## What is asked:
Write out the material exactly, with the pictures left out.

## Provided information:
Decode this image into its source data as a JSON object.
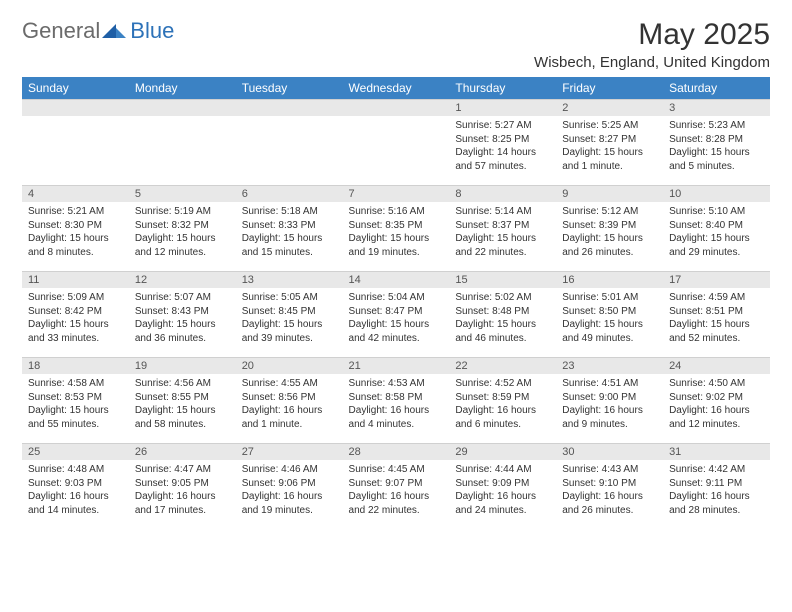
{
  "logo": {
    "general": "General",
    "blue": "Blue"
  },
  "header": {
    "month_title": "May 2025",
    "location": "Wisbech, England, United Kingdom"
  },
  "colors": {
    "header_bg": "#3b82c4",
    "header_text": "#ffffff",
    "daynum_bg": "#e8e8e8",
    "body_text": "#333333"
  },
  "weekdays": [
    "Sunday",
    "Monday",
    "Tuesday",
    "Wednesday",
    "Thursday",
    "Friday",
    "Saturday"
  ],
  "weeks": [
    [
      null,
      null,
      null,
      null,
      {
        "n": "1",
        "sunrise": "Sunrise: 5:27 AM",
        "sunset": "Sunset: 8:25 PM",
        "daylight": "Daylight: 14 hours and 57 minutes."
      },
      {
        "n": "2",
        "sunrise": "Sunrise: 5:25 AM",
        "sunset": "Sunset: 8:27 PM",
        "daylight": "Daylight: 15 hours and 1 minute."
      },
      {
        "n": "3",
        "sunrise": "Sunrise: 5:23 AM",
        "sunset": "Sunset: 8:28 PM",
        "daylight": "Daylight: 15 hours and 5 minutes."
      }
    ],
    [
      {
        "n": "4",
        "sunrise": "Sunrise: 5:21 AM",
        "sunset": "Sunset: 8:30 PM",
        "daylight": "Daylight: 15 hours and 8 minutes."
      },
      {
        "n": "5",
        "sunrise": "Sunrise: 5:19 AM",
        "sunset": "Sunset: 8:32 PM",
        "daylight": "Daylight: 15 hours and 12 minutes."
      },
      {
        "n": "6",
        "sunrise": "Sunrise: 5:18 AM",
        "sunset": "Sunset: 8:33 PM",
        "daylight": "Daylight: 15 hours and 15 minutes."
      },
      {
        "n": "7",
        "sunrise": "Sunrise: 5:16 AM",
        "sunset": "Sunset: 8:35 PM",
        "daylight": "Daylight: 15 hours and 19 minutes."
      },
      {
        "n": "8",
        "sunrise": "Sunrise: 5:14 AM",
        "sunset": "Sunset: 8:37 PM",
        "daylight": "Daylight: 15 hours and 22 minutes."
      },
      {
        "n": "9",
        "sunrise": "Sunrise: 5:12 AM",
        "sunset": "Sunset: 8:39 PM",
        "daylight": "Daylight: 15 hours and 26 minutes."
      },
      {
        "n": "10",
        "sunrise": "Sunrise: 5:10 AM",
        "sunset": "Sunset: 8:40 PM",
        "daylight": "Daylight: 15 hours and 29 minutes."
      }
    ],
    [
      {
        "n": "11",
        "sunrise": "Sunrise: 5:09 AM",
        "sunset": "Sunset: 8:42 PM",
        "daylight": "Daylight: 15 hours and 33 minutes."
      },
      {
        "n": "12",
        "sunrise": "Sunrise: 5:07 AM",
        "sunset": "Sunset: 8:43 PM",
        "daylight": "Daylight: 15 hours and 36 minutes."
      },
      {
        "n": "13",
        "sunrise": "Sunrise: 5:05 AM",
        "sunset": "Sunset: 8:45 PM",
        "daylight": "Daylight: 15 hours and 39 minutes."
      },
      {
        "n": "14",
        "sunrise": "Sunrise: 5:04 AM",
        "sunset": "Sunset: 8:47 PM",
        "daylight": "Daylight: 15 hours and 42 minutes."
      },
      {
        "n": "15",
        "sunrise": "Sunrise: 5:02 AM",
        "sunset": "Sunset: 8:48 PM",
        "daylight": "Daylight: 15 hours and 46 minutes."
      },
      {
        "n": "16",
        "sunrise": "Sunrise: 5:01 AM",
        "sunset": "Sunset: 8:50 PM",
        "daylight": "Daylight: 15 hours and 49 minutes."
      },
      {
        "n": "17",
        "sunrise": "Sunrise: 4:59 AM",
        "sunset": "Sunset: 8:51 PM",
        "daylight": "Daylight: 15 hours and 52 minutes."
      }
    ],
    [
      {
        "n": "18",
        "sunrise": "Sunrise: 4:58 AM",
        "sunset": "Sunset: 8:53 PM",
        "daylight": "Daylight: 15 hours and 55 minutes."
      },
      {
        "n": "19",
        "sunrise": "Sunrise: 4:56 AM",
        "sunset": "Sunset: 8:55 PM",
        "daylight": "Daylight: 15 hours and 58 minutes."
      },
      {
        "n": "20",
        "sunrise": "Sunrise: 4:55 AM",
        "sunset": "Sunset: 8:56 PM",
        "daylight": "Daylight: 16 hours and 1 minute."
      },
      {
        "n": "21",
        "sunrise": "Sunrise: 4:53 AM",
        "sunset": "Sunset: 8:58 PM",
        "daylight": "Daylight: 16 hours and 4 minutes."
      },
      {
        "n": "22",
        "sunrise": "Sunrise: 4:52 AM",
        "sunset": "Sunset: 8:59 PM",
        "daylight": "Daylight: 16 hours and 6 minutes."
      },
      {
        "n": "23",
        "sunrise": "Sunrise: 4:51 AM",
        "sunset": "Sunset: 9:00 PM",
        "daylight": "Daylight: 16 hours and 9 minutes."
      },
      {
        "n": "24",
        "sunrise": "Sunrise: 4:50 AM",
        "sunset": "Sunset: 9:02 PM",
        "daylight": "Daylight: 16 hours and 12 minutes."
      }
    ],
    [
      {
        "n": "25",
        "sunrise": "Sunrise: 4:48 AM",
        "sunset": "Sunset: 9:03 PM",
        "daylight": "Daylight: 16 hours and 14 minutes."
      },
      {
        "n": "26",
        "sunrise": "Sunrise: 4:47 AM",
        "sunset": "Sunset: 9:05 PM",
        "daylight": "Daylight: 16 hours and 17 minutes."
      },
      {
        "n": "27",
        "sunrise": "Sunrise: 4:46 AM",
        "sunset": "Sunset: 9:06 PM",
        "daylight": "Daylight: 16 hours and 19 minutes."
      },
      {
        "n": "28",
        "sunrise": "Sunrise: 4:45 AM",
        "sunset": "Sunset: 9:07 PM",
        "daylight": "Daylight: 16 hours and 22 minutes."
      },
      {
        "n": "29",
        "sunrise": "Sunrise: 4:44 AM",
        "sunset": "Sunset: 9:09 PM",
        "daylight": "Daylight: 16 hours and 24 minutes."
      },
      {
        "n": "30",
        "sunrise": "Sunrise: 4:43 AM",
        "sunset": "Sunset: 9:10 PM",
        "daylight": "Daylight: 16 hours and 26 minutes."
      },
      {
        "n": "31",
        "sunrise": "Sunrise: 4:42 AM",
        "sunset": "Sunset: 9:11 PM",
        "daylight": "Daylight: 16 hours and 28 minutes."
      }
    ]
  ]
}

## Result for this task:
Decode this image into its source data as a JSON object.
{
  "logo": {
    "general": "General",
    "blue": "Blue"
  },
  "header": {
    "month_title": "May 2025",
    "location": "Wisbech, England, United Kingdom"
  },
  "colors": {
    "header_bg": "#3b82c4",
    "header_text": "#ffffff",
    "daynum_bg": "#e8e8e8",
    "body_text": "#333333"
  },
  "weekdays": [
    "Sunday",
    "Monday",
    "Tuesday",
    "Wednesday",
    "Thursday",
    "Friday",
    "Saturday"
  ],
  "weeks": [
    [
      null,
      null,
      null,
      null,
      {
        "n": "1",
        "sunrise": "Sunrise: 5:27 AM",
        "sunset": "Sunset: 8:25 PM",
        "daylight": "Daylight: 14 hours and 57 minutes."
      },
      {
        "n": "2",
        "sunrise": "Sunrise: 5:25 AM",
        "sunset": "Sunset: 8:27 PM",
        "daylight": "Daylight: 15 hours and 1 minute."
      },
      {
        "n": "3",
        "sunrise": "Sunrise: 5:23 AM",
        "sunset": "Sunset: 8:28 PM",
        "daylight": "Daylight: 15 hours and 5 minutes."
      }
    ],
    [
      {
        "n": "4",
        "sunrise": "Sunrise: 5:21 AM",
        "sunset": "Sunset: 8:30 PM",
        "daylight": "Daylight: 15 hours and 8 minutes."
      },
      {
        "n": "5",
        "sunrise": "Sunrise: 5:19 AM",
        "sunset": "Sunset: 8:32 PM",
        "daylight": "Daylight: 15 hours and 12 minutes."
      },
      {
        "n": "6",
        "sunrise": "Sunrise: 5:18 AM",
        "sunset": "Sunset: 8:33 PM",
        "daylight": "Daylight: 15 hours and 15 minutes."
      },
      {
        "n": "7",
        "sunrise": "Sunrise: 5:16 AM",
        "sunset": "Sunset: 8:35 PM",
        "daylight": "Daylight: 15 hours and 19 minutes."
      },
      {
        "n": "8",
        "sunrise": "Sunrise: 5:14 AM",
        "sunset": "Sunset: 8:37 PM",
        "daylight": "Daylight: 15 hours and 22 minutes."
      },
      {
        "n": "9",
        "sunrise": "Sunrise: 5:12 AM",
        "sunset": "Sunset: 8:39 PM",
        "daylight": "Daylight: 15 hours and 26 minutes."
      },
      {
        "n": "10",
        "sunrise": "Sunrise: 5:10 AM",
        "sunset": "Sunset: 8:40 PM",
        "daylight": "Daylight: 15 hours and 29 minutes."
      }
    ],
    [
      {
        "n": "11",
        "sunrise": "Sunrise: 5:09 AM",
        "sunset": "Sunset: 8:42 PM",
        "daylight": "Daylight: 15 hours and 33 minutes."
      },
      {
        "n": "12",
        "sunrise": "Sunrise: 5:07 AM",
        "sunset": "Sunset: 8:43 PM",
        "daylight": "Daylight: 15 hours and 36 minutes."
      },
      {
        "n": "13",
        "sunrise": "Sunrise: 5:05 AM",
        "sunset": "Sunset: 8:45 PM",
        "daylight": "Daylight: 15 hours and 39 minutes."
      },
      {
        "n": "14",
        "sunrise": "Sunrise: 5:04 AM",
        "sunset": "Sunset: 8:47 PM",
        "daylight": "Daylight: 15 hours and 42 minutes."
      },
      {
        "n": "15",
        "sunrise": "Sunrise: 5:02 AM",
        "sunset": "Sunset: 8:48 PM",
        "daylight": "Daylight: 15 hours and 46 minutes."
      },
      {
        "n": "16",
        "sunrise": "Sunrise: 5:01 AM",
        "sunset": "Sunset: 8:50 PM",
        "daylight": "Daylight: 15 hours and 49 minutes."
      },
      {
        "n": "17",
        "sunrise": "Sunrise: 4:59 AM",
        "sunset": "Sunset: 8:51 PM",
        "daylight": "Daylight: 15 hours and 52 minutes."
      }
    ],
    [
      {
        "n": "18",
        "sunrise": "Sunrise: 4:58 AM",
        "sunset": "Sunset: 8:53 PM",
        "daylight": "Daylight: 15 hours and 55 minutes."
      },
      {
        "n": "19",
        "sunrise": "Sunrise: 4:56 AM",
        "sunset": "Sunset: 8:55 PM",
        "daylight": "Daylight: 15 hours and 58 minutes."
      },
      {
        "n": "20",
        "sunrise": "Sunrise: 4:55 AM",
        "sunset": "Sunset: 8:56 PM",
        "daylight": "Daylight: 16 hours and 1 minute."
      },
      {
        "n": "21",
        "sunrise": "Sunrise: 4:53 AM",
        "sunset": "Sunset: 8:58 PM",
        "daylight": "Daylight: 16 hours and 4 minutes."
      },
      {
        "n": "22",
        "sunrise": "Sunrise: 4:52 AM",
        "sunset": "Sunset: 8:59 PM",
        "daylight": "Daylight: 16 hours and 6 minutes."
      },
      {
        "n": "23",
        "sunrise": "Sunrise: 4:51 AM",
        "sunset": "Sunset: 9:00 PM",
        "daylight": "Daylight: 16 hours and 9 minutes."
      },
      {
        "n": "24",
        "sunrise": "Sunrise: 4:50 AM",
        "sunset": "Sunset: 9:02 PM",
        "daylight": "Daylight: 16 hours and 12 minutes."
      }
    ],
    [
      {
        "n": "25",
        "sunrise": "Sunrise: 4:48 AM",
        "sunset": "Sunset: 9:03 PM",
        "daylight": "Daylight: 16 hours and 14 minutes."
      },
      {
        "n": "26",
        "sunrise": "Sunrise: 4:47 AM",
        "sunset": "Sunset: 9:05 PM",
        "daylight": "Daylight: 16 hours and 17 minutes."
      },
      {
        "n": "27",
        "sunrise": "Sunrise: 4:46 AM",
        "sunset": "Sunset: 9:06 PM",
        "daylight": "Daylight: 16 hours and 19 minutes."
      },
      {
        "n": "28",
        "sunrise": "Sunrise: 4:45 AM",
        "sunset": "Sunset: 9:07 PM",
        "daylight": "Daylight: 16 hours and 22 minutes."
      },
      {
        "n": "29",
        "sunrise": "Sunrise: 4:44 AM",
        "sunset": "Sunset: 9:09 PM",
        "daylight": "Daylight: 16 hours and 24 minutes."
      },
      {
        "n": "30",
        "sunrise": "Sunrise: 4:43 AM",
        "sunset": "Sunset: 9:10 PM",
        "daylight": "Daylight: 16 hours and 26 minutes."
      },
      {
        "n": "31",
        "sunrise": "Sunrise: 4:42 AM",
        "sunset": "Sunset: 9:11 PM",
        "daylight": "Daylight: 16 hours and 28 minutes."
      }
    ]
  ]
}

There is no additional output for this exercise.